Collected data entries:
>> BEGIN

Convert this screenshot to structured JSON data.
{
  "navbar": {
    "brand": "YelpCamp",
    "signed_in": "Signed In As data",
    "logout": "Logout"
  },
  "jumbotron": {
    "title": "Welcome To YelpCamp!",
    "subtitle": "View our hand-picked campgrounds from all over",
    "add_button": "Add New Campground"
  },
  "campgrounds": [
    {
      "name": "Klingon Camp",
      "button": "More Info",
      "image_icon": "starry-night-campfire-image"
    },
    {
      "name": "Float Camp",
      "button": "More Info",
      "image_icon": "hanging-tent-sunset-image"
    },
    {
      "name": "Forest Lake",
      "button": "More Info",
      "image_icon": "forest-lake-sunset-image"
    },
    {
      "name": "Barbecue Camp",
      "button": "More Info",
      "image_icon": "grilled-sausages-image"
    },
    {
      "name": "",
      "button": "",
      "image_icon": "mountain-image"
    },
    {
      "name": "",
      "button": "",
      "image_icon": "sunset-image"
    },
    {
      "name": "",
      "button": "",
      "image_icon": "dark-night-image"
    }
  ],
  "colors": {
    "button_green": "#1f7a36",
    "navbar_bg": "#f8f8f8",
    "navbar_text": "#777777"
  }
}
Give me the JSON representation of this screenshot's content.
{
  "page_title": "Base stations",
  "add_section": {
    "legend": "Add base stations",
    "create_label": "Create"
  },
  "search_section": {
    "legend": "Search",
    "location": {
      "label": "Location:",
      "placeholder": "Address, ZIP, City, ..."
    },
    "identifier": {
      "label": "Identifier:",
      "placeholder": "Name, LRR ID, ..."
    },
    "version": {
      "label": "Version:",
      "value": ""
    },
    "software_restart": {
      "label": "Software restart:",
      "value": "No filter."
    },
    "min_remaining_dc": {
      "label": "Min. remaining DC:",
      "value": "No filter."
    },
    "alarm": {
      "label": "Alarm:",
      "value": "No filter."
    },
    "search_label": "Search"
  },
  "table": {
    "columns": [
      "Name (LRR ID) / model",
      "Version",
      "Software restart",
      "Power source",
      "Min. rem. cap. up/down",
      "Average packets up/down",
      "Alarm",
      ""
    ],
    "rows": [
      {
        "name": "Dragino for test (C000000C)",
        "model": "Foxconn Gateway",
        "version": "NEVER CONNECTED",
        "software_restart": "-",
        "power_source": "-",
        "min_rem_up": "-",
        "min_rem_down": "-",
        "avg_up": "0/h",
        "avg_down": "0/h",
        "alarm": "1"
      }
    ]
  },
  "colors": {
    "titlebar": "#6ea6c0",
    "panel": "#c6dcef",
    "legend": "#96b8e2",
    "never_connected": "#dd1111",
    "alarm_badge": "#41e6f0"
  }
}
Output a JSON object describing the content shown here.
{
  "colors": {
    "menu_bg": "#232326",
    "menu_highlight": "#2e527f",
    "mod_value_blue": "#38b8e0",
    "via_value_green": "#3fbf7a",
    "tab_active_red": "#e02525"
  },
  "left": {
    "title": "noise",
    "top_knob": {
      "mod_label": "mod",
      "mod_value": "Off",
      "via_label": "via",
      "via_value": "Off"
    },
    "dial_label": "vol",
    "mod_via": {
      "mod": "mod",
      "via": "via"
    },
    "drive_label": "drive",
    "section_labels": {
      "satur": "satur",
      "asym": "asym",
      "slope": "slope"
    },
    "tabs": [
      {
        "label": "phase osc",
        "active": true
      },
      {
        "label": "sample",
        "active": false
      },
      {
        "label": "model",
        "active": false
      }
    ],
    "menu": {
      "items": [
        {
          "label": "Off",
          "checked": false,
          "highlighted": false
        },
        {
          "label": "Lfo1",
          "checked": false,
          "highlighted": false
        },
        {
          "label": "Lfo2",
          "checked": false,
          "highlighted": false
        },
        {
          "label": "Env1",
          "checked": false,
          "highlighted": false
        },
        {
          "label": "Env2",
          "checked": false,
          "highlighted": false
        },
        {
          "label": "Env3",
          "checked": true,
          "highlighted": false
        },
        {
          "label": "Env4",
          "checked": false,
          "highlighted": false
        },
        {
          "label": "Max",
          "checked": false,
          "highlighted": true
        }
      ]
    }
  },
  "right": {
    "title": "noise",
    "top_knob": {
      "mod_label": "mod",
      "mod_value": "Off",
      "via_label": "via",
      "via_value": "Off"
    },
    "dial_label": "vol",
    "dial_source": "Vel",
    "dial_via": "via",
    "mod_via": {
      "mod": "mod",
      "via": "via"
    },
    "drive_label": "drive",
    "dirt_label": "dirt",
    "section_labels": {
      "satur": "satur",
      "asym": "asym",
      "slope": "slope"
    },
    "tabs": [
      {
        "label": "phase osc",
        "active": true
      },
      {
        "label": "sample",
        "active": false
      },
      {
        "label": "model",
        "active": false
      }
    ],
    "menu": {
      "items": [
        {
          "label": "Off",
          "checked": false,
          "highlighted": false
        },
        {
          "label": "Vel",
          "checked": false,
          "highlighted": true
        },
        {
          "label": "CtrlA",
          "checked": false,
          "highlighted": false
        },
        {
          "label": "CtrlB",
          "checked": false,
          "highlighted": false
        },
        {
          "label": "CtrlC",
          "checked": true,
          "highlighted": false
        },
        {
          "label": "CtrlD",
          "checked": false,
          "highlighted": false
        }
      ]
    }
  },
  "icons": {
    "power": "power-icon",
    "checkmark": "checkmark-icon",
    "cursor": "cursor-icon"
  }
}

>> END

__BRIEF__. Where a line in the entries holds the word "night", copy that line.

__ANSWER FOR THIS EXERCISE__.
      "image_icon": "starry-night-campfire-image"
      "image_icon": "dark-night-image"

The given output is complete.